● Task description: Scan the records below. List lines holding "Perpetual".

● Entries shown:
◆ ◆ ◆ ◆ ◆ ◆ ◆

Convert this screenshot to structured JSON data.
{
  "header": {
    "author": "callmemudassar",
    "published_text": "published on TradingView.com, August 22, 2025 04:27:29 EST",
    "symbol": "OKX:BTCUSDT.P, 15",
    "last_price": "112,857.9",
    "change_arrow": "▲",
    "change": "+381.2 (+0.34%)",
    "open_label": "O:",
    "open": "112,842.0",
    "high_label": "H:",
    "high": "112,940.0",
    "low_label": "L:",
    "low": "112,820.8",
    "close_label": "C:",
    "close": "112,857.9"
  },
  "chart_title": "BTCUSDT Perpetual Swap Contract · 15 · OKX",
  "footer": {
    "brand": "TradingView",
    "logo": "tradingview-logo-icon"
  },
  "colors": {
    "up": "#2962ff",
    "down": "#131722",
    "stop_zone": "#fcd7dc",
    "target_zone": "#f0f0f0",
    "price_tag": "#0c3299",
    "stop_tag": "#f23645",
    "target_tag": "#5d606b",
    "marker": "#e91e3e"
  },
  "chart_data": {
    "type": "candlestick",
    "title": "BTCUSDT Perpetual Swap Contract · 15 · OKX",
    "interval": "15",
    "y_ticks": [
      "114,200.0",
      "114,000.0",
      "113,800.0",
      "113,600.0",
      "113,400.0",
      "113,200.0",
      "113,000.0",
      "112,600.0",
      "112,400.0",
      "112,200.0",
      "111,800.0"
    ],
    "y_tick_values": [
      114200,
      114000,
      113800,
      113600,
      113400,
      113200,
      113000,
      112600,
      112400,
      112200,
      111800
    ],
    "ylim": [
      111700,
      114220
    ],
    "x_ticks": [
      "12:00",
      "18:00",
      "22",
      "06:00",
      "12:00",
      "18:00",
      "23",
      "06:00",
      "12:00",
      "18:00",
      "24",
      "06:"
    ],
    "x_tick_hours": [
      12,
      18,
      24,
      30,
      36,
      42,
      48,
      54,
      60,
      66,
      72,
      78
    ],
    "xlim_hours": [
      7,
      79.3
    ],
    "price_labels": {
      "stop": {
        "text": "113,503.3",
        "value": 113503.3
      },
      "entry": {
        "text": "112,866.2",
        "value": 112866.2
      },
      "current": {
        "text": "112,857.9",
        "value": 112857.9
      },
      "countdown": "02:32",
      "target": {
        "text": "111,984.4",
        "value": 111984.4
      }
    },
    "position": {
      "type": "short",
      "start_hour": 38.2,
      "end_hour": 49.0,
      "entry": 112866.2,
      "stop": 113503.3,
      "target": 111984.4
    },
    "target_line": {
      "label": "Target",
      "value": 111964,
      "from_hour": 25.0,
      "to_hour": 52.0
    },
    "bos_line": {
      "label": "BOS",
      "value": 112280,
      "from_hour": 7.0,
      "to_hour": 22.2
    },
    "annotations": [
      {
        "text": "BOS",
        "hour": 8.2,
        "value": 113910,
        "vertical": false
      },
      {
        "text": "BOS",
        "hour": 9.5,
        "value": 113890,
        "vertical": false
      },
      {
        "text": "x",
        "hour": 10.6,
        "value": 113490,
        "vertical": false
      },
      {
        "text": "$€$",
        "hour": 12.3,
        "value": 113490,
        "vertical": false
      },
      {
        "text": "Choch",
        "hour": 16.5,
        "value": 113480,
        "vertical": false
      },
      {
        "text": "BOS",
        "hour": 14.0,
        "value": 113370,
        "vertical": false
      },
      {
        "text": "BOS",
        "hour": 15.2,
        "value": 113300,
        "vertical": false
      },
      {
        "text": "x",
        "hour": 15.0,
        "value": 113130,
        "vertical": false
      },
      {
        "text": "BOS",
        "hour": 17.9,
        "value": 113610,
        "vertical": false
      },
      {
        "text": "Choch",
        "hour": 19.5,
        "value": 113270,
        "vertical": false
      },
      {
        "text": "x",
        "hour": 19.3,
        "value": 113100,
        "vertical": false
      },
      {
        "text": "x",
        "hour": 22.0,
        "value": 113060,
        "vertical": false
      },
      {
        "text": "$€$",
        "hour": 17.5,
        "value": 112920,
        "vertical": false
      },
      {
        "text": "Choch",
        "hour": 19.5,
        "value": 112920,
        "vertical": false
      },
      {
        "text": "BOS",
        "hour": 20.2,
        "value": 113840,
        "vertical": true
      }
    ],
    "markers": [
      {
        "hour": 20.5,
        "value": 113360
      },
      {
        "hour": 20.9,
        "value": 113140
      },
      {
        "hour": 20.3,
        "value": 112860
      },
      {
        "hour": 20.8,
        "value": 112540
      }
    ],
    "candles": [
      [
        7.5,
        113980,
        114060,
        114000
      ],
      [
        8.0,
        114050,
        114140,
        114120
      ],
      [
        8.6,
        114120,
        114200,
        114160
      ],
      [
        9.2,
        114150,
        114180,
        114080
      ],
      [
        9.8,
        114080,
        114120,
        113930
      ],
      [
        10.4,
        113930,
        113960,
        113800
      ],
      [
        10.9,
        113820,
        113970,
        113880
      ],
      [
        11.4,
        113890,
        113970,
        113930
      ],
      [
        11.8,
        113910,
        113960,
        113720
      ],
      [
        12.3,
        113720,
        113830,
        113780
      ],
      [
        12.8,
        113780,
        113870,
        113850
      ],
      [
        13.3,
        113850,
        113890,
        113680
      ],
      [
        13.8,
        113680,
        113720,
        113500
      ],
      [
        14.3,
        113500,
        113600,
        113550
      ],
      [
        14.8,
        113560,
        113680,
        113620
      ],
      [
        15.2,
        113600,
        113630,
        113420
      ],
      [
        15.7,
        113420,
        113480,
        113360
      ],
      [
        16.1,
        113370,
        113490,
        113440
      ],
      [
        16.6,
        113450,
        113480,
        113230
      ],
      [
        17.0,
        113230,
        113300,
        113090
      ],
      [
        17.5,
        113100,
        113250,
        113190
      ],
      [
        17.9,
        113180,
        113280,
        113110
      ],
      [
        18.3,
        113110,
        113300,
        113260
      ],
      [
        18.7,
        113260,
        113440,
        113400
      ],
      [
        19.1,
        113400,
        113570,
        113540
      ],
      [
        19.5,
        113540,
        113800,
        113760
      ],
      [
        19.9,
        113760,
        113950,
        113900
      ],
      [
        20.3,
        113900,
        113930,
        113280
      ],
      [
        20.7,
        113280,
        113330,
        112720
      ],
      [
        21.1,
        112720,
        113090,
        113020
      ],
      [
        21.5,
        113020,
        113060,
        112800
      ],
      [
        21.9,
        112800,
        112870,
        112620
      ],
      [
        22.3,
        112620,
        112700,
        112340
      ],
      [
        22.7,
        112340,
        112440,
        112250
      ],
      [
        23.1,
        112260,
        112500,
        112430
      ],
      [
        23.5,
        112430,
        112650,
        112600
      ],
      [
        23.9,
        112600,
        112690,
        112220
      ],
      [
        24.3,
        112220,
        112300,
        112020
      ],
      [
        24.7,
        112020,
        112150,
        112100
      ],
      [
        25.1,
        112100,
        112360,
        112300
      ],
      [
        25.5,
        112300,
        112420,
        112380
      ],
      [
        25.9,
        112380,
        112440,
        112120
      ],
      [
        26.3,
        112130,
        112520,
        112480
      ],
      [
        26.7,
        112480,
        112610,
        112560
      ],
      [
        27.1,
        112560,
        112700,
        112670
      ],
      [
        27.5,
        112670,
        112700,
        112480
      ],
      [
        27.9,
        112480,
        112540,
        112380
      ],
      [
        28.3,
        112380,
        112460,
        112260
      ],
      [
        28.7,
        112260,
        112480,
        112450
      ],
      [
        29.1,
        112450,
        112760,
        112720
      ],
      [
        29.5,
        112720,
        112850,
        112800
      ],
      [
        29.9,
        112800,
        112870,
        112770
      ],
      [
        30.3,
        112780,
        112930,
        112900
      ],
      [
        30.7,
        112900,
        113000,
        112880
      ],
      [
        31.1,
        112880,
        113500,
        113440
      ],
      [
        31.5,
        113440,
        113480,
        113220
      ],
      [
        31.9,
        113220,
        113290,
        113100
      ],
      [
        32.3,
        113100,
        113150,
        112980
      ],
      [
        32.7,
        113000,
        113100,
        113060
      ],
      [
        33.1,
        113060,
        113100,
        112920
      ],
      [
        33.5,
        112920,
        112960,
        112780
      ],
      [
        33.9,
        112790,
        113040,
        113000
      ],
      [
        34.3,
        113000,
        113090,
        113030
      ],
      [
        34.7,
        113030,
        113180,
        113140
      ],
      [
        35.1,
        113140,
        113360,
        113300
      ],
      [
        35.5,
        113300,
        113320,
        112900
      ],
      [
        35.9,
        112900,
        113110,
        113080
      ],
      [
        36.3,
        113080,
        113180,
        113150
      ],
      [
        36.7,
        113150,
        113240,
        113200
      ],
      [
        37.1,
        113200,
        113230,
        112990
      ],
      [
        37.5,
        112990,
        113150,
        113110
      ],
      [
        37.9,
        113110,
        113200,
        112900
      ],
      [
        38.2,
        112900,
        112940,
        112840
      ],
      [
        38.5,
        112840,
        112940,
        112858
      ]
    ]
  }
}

◆ ◆ ◆ ◆ ◆ ◆ ◆

● Complete output:
  "chart_title": "BTCUSDT Perpetual Swap Contract · 15 · OKX",
    "title": "BTCUSDT Perpetual Swap Contract · 15 · OKX",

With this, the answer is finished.